Set problem:
From the listing below, pull out the lines that hold "Malaysia".

## begin

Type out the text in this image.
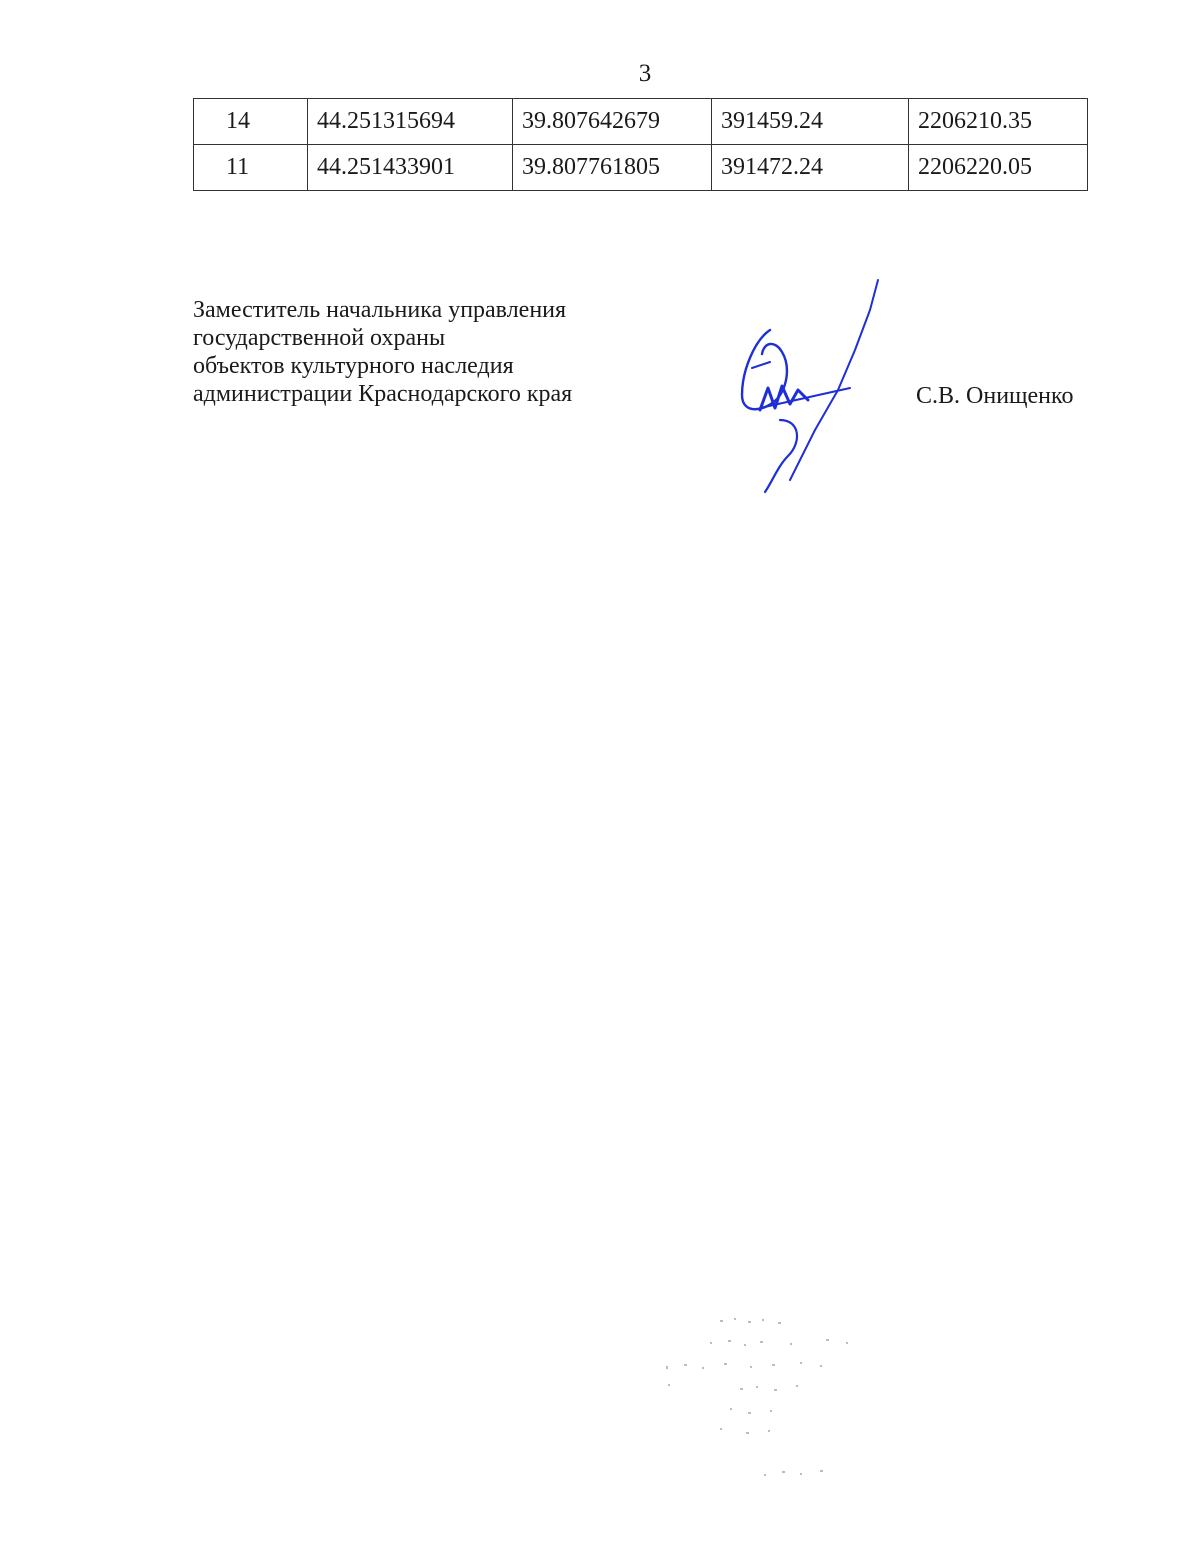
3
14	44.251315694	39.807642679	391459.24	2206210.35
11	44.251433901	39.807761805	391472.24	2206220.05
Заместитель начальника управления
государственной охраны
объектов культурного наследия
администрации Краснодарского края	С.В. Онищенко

## end
## begin

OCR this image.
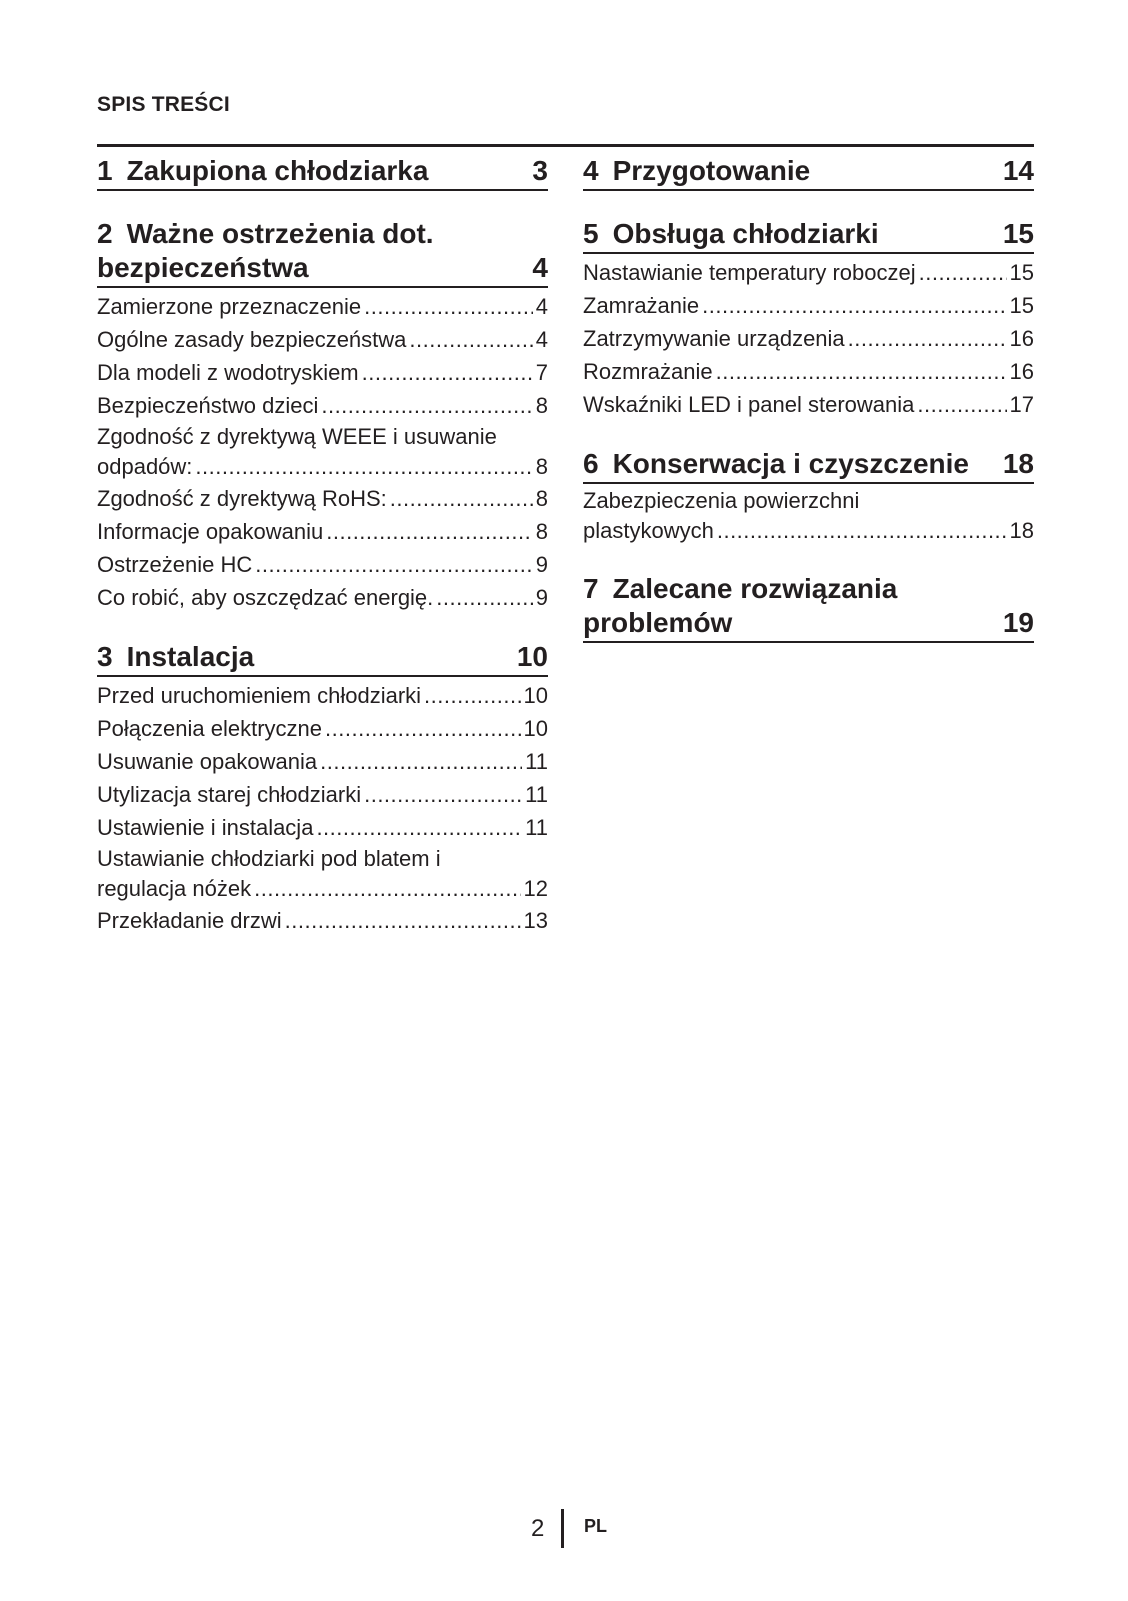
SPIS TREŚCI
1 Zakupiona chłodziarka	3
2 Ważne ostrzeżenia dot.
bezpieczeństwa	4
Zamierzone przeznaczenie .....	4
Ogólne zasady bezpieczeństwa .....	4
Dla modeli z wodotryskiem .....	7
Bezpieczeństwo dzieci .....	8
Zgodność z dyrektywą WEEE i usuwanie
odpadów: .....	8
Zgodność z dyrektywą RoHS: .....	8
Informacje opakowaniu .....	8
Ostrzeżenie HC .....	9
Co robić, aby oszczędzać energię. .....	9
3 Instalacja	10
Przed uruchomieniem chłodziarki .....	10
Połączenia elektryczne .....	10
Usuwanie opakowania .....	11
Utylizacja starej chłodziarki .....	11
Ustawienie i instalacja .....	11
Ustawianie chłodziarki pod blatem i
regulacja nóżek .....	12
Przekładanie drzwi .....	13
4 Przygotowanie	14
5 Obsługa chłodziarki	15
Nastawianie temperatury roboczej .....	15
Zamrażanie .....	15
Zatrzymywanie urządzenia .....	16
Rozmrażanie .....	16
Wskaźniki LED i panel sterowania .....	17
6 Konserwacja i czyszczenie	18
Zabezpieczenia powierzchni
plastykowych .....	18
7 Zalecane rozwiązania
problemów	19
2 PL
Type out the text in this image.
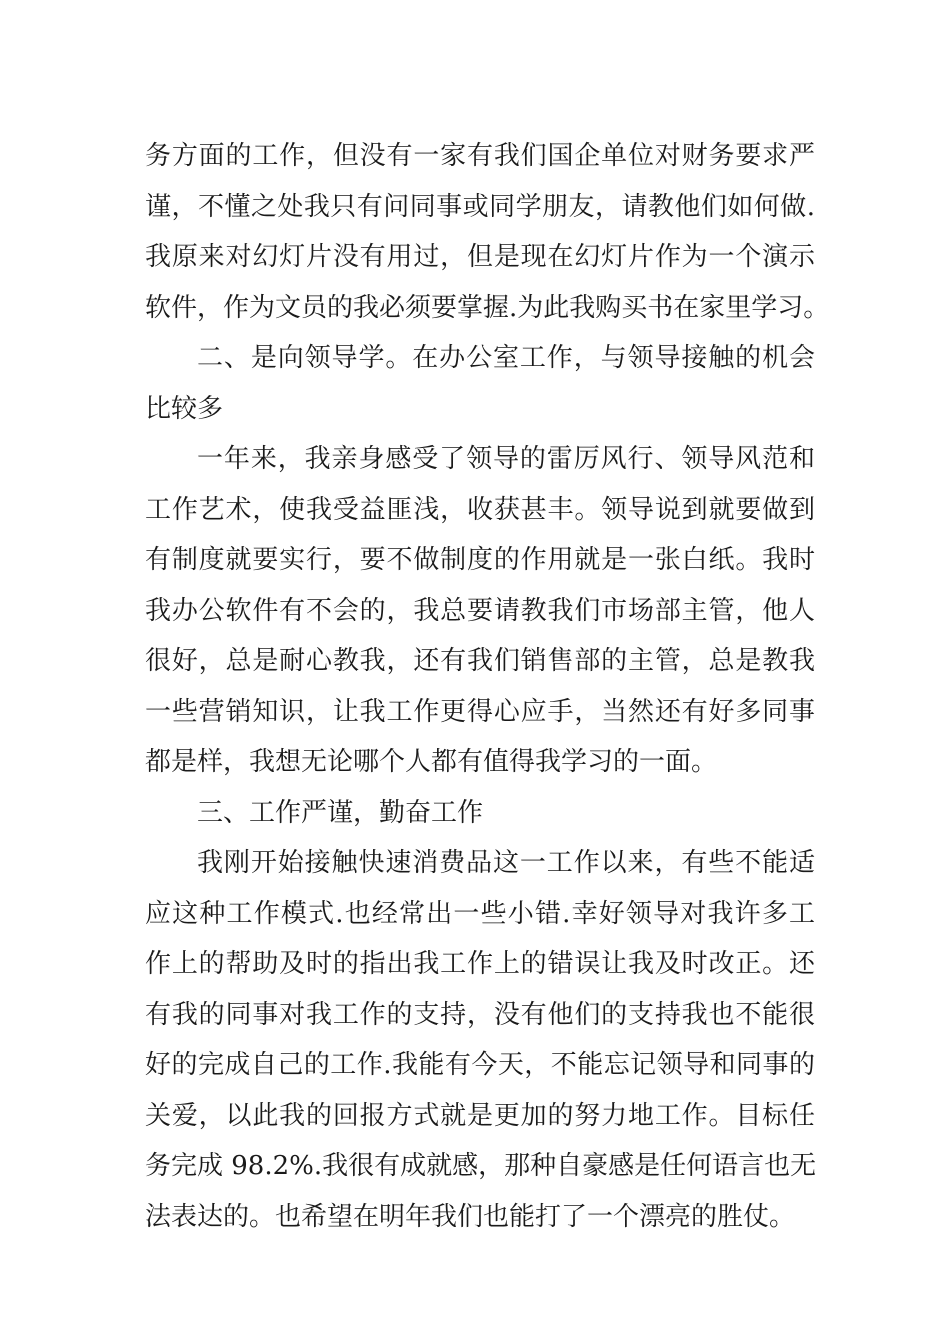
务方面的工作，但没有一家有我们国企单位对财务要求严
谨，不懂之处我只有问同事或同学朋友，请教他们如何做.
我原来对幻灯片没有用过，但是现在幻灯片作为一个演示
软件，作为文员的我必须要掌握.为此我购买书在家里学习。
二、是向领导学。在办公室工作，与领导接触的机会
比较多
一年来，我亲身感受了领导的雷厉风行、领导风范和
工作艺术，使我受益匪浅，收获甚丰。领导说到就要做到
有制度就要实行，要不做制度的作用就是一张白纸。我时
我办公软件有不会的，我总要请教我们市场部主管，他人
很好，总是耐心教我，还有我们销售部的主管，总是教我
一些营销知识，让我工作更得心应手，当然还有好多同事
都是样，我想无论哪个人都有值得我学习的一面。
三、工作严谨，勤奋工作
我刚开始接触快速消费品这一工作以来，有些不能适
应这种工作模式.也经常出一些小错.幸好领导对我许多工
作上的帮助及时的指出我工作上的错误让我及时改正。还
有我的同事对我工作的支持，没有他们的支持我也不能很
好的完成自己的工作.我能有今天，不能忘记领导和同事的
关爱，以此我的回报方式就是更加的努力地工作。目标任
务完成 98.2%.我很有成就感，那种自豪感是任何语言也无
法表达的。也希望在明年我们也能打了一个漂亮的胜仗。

## end
## begin

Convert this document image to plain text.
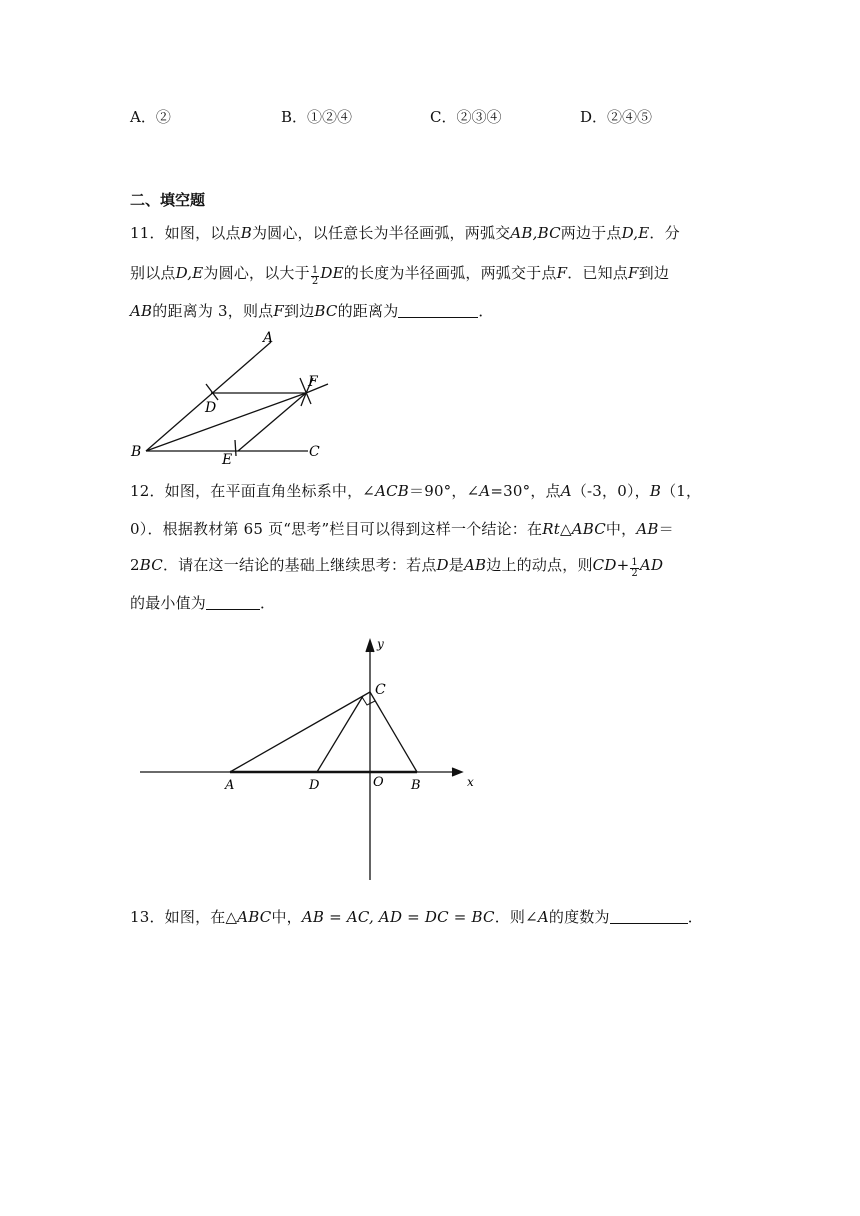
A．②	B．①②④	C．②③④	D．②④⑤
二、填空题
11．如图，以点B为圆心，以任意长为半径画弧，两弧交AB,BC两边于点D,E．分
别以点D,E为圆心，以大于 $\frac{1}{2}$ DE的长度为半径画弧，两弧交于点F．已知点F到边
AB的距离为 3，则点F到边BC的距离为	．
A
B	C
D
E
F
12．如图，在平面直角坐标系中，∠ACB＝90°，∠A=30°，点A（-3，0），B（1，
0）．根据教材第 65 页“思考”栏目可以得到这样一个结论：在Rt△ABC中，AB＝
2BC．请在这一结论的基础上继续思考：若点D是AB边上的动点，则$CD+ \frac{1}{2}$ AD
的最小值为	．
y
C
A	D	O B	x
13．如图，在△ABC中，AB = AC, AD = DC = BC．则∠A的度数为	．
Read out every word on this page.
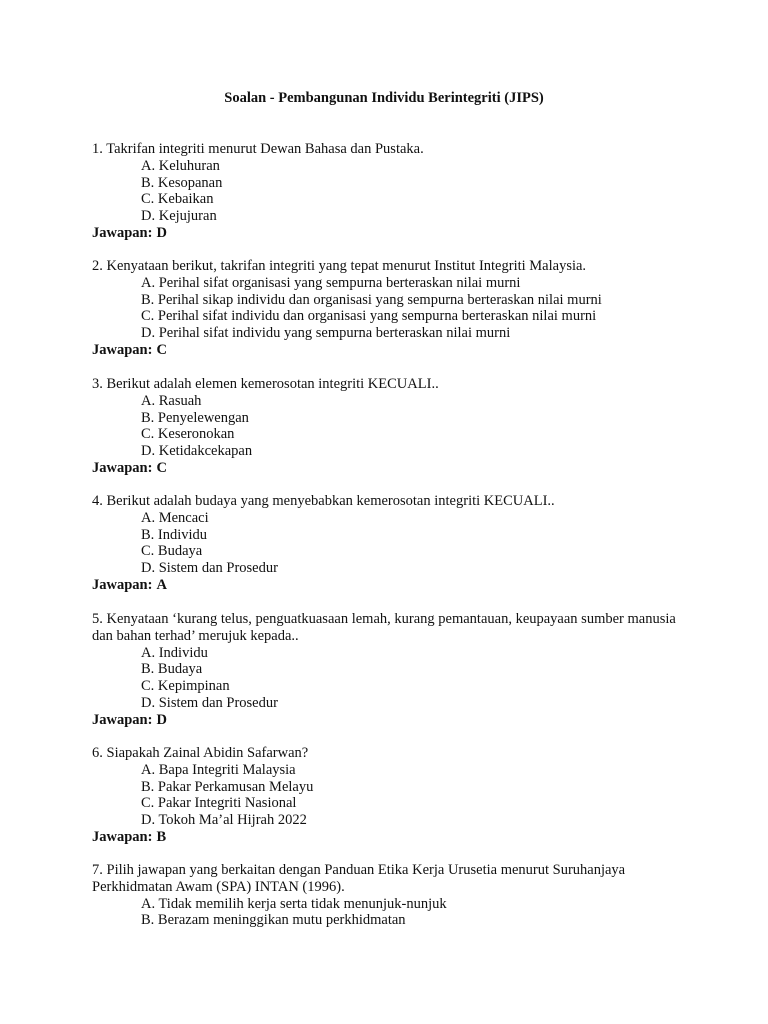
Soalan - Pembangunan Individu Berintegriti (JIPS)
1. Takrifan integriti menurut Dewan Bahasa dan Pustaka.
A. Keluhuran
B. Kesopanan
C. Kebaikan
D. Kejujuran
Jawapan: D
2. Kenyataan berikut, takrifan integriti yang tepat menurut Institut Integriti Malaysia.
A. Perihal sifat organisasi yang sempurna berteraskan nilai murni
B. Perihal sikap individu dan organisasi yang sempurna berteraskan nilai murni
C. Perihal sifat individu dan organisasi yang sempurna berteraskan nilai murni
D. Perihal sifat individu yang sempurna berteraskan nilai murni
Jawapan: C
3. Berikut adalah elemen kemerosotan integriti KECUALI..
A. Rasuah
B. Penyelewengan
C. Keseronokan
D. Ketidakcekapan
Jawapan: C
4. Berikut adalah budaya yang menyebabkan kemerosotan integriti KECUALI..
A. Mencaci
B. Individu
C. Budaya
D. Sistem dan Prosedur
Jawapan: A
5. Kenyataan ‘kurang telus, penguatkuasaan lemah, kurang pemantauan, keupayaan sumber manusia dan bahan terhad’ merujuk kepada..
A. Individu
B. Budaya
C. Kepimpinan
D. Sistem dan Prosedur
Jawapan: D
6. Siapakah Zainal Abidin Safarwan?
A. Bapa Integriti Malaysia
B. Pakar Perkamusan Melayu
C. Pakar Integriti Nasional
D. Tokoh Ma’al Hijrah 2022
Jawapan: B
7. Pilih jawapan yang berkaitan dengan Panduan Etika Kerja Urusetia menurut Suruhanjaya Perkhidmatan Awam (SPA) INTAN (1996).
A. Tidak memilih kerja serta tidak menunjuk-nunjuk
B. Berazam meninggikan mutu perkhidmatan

## end

Output:
2. Kenyataan berikut, takrifan integriti yang tepat menurut Institut Integriti Malaysia.
A. Bapa Integriti Malaysia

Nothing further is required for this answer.